### SET TASK
Write every line of the material out exactly as shown.

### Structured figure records
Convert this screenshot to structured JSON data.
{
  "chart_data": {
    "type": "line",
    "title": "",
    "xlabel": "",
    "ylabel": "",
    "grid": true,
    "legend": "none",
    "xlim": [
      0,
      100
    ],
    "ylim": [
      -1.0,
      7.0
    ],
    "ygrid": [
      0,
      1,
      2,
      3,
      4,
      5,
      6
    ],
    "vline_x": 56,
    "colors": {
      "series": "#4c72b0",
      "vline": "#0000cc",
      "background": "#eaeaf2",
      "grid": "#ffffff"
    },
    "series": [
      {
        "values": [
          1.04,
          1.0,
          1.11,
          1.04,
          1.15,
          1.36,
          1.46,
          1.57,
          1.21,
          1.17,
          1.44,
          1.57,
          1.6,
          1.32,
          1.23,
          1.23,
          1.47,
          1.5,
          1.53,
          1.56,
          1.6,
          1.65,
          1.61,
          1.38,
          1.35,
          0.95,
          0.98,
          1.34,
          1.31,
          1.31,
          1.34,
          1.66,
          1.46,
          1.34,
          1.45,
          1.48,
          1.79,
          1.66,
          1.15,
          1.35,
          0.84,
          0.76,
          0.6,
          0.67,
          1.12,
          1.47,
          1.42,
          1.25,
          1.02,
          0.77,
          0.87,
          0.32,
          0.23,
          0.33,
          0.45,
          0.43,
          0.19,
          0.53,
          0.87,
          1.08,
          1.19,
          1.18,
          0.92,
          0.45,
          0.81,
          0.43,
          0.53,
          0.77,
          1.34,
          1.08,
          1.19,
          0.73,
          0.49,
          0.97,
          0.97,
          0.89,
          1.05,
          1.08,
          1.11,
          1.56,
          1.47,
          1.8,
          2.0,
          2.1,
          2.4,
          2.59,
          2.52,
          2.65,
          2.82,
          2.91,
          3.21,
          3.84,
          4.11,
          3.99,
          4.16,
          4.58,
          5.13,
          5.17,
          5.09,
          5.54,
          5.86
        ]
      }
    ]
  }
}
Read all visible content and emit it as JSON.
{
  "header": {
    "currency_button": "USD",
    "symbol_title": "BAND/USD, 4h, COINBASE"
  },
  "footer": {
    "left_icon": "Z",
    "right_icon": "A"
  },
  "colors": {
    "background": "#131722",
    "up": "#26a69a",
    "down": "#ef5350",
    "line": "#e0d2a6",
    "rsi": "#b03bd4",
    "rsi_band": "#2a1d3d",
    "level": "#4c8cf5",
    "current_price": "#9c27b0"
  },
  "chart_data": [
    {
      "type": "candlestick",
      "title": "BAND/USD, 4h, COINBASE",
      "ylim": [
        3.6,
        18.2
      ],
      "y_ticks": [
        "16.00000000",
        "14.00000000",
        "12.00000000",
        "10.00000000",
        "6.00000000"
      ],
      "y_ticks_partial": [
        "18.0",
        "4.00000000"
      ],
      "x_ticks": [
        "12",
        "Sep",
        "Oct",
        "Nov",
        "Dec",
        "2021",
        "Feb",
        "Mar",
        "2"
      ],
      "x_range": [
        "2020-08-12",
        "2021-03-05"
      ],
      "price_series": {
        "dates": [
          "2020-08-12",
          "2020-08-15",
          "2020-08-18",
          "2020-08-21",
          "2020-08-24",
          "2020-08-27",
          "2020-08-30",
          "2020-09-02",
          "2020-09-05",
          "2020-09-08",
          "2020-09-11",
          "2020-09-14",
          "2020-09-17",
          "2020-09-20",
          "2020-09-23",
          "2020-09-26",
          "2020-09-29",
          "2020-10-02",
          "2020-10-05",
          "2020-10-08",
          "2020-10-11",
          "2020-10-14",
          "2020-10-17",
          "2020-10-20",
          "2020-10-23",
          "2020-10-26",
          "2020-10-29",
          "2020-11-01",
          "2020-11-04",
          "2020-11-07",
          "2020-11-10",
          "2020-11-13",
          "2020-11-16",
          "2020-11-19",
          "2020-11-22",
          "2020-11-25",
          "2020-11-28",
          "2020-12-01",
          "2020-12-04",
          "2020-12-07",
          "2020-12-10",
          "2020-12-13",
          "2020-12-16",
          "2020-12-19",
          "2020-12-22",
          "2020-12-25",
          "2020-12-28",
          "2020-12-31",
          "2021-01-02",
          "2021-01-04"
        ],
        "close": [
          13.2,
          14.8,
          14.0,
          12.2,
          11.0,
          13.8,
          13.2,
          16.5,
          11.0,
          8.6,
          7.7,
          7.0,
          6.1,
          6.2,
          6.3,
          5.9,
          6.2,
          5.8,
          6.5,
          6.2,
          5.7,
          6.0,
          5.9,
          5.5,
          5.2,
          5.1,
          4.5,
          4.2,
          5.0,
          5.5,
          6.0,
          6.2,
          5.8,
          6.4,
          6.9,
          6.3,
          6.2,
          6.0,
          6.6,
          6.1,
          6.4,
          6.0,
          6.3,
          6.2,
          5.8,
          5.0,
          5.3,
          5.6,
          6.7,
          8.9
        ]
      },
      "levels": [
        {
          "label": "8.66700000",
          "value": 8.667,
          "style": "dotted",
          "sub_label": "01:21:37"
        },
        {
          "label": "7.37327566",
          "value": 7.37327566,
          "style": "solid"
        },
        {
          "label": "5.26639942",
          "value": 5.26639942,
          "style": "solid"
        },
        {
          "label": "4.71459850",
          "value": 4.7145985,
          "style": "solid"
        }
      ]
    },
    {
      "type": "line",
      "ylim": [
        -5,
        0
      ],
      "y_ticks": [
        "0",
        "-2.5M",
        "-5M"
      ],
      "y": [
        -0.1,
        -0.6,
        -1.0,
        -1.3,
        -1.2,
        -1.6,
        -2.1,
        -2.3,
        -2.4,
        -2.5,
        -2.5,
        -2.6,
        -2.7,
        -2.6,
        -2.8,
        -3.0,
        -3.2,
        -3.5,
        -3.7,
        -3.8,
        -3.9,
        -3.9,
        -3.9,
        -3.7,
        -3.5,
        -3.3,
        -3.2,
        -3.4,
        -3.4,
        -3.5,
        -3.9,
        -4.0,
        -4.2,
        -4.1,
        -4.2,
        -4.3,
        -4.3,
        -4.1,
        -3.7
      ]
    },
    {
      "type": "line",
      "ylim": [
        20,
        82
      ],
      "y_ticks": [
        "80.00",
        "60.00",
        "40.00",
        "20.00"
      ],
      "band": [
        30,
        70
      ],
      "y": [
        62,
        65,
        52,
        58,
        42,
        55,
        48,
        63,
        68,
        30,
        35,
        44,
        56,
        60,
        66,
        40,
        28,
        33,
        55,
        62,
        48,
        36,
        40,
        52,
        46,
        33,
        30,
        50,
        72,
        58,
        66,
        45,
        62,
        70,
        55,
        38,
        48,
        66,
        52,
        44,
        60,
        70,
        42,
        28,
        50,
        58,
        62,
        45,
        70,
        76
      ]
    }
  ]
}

### SOLUTION TO THE EXERCISE
Convert this screenshot to structured JSON data.
{
  "chart_data": {
    "type": "line",
    "title": "",
    "xlabel": "",
    "ylabel": "",
    "grid": true,
    "legend": "none",
    "xlim": [
      0,
      100
    ],
    "ylim": [
      -1.0,
      7.0
    ],
    "ygrid": [
      0,
      1,
      2,
      3,
      4,
      5,
      6
    ],
    "vline_x": 56,
    "colors": {
      "series": "#4c72b0",
      "vline": "#0000cc",
      "background": "#eaeaf2",
      "grid": "#ffffff"
    },
    "series": [
      {
        "values": [
          1.04,
          1.0,
          1.11,
          1.04,
          1.15,
          1.36,
          1.46,
          1.57,
          1.21,
          1.17,
          1.44,
          1.57,
          1.6,
          1.32,
          1.23,
          1.23,
          1.47,
          1.5,
          1.53,
          1.56,
          1.6,
          1.65,
          1.61,
          1.38,
          1.35,
          0.95,
          0.98,
          1.34,
          1.31,
          1.31,
          1.34,
          1.66,
          1.46,
          1.34,
          1.45,
          1.48,
          1.79,
          1.66,
          1.15,
          1.35,
          0.84,
          0.76,
          0.6,
          0.67,
          1.12,
          1.47,
          1.42,
          1.25,
          1.02,
          0.77,
          0.87,
          0.32,
          0.23,
          0.33,
          0.45,
          0.43,
          0.19,
          0.53,
          0.87,
          1.08,
          1.19,
          1.18,
          0.92,
          0.45,
          0.81,
          0.43,
          0.53,
          0.77,
          1.34,
          1.08,
          1.19,
          0.73,
          0.49,
          0.97,
          0.97,
          0.89,
          1.05,
          1.08,
          1.11,
          1.56,
          1.47,
          1.8,
          2.0,
          2.1,
          2.4,
          2.59,
          2.52,
          2.65,
          2.82,
          2.91,
          3.21,
          3.84,
          4.11,
          3.99,
          4.16,
          4.58,
          5.13,
          5.17,
          5.09,
          5.54,
          5.86
        ]
      }
    ]
  }
}
Read all visible content and emit it as JSON.
{
  "header": {
    "currency_button": "USD",
    "symbol_title": "BAND/USD, 4h, COINBASE"
  },
  "footer": {
    "left_icon": "Z",
    "right_icon": "A"
  },
  "colors": {
    "background": "#131722",
    "up": "#26a69a",
    "down": "#ef5350",
    "line": "#e0d2a6",
    "rsi": "#b03bd4",
    "rsi_band": "#2a1d3d",
    "level": "#4c8cf5",
    "current_price": "#9c27b0"
  },
  "chart_data": [
    {
      "type": "candlestick",
      "title": "BAND/USD, 4h, COINBASE",
      "ylim": [
        3.6,
        18.2
      ],
      "y_ticks": [
        "16.00000000",
        "14.00000000",
        "12.00000000",
        "10.00000000",
        "6.00000000"
      ],
      "y_ticks_partial": [
        "18.0",
        "4.00000000"
      ],
      "x_ticks": [
        "12",
        "Sep",
        "Oct",
        "Nov",
        "Dec",
        "2021",
        "Feb",
        "Mar",
        "2"
      ],
      "x_range": [
        "2020-08-12",
        "2021-03-05"
      ],
      "price_series": {
        "dates": [
          "2020-08-12",
          "2020-08-15",
          "2020-08-18",
          "2020-08-21",
          "2020-08-24",
          "2020-08-27",
          "2020-08-30",
          "2020-09-02",
          "2020-09-05",
          "2020-09-08",
          "2020-09-11",
          "2020-09-14",
          "2020-09-17",
          "2020-09-20",
          "2020-09-23",
          "2020-09-26",
          "2020-09-29",
          "2020-10-02",
          "2020-10-05",
          "2020-10-08",
          "2020-10-11",
          "2020-10-14",
          "2020-10-17",
          "2020-10-20",
          "2020-10-23",
          "2020-10-26",
          "2020-10-29",
          "2020-11-01",
          "2020-11-04",
          "2020-11-07",
          "2020-11-10",
          "2020-11-13",
          "2020-11-16",
          "2020-11-19",
          "2020-11-22",
          "2020-11-25",
          "2020-11-28",
          "2020-12-01",
          "2020-12-04",
          "2020-12-07",
          "2020-12-10",
          "2020-12-13",
          "2020-12-16",
          "2020-12-19",
          "2020-12-22",
          "2020-12-25",
          "2020-12-28",
          "2020-12-31",
          "2021-01-02",
          "2021-01-04"
        ],
        "close": [
          13.2,
          14.8,
          14.0,
          12.2,
          11.0,
          13.8,
          13.2,
          16.5,
          11.0,
          8.6,
          7.7,
          7.0,
          6.1,
          6.2,
          6.3,
          5.9,
          6.2,
          5.8,
          6.5,
          6.2,
          5.7,
          6.0,
          5.9,
          5.5,
          5.2,
          5.1,
          4.5,
          4.2,
          5.0,
          5.5,
          6.0,
          6.2,
          5.8,
          6.4,
          6.9,
          6.3,
          6.2,
          6.0,
          6.6,
          6.1,
          6.4,
          6.0,
          6.3,
          6.2,
          5.8,
          5.0,
          5.3,
          5.6,
          6.7,
          8.9
        ]
      },
      "levels": [
        {
          "label": "8.66700000",
          "value": 8.667,
          "style": "dotted",
          "sub_label": "01:21:37"
        },
        {
          "label": "7.37327566",
          "value": 7.37327566,
          "style": "solid"
        },
        {
          "label": "5.26639942",
          "value": 5.26639942,
          "style": "solid"
        },
        {
          "label": "4.71459850",
          "value": 4.7145985,
          "style": "solid"
        }
      ]
    },
    {
      "type": "line",
      "ylim": [
        -5,
        0
      ],
      "y_ticks": [
        "0",
        "-2.5M",
        "-5M"
      ],
      "y": [
        -0.1,
        -0.6,
        -1.0,
        -1.3,
        -1.2,
        -1.6,
        -2.1,
        -2.3,
        -2.4,
        -2.5,
        -2.5,
        -2.6,
        -2.7,
        -2.6,
        -2.8,
        -3.0,
        -3.2,
        -3.5,
        -3.7,
        -3.8,
        -3.9,
        -3.9,
        -3.9,
        -3.7,
        -3.5,
        -3.3,
        -3.2,
        -3.4,
        -3.4,
        -3.5,
        -3.9,
        -4.0,
        -4.2,
        -4.1,
        -4.2,
        -4.3,
        -4.3,
        -4.1,
        -3.7
      ]
    },
    {
      "type": "line",
      "ylim": [
        20,
        82
      ],
      "y_ticks": [
        "80.00",
        "60.00",
        "40.00",
        "20.00"
      ],
      "band": [
        30,
        70
      ],
      "y": [
        62,
        65,
        52,
        58,
        42,
        55,
        48,
        63,
        68,
        30,
        35,
        44,
        56,
        60,
        66,
        40,
        28,
        33,
        55,
        62,
        48,
        36,
        40,
        52,
        46,
        33,
        30,
        50,
        72,
        58,
        66,
        45,
        62,
        70,
        55,
        38,
        48,
        66,
        52,
        44,
        60,
        70,
        42,
        28,
        50,
        58,
        62,
        45,
        70,
        76
      ]
    }
  ]
}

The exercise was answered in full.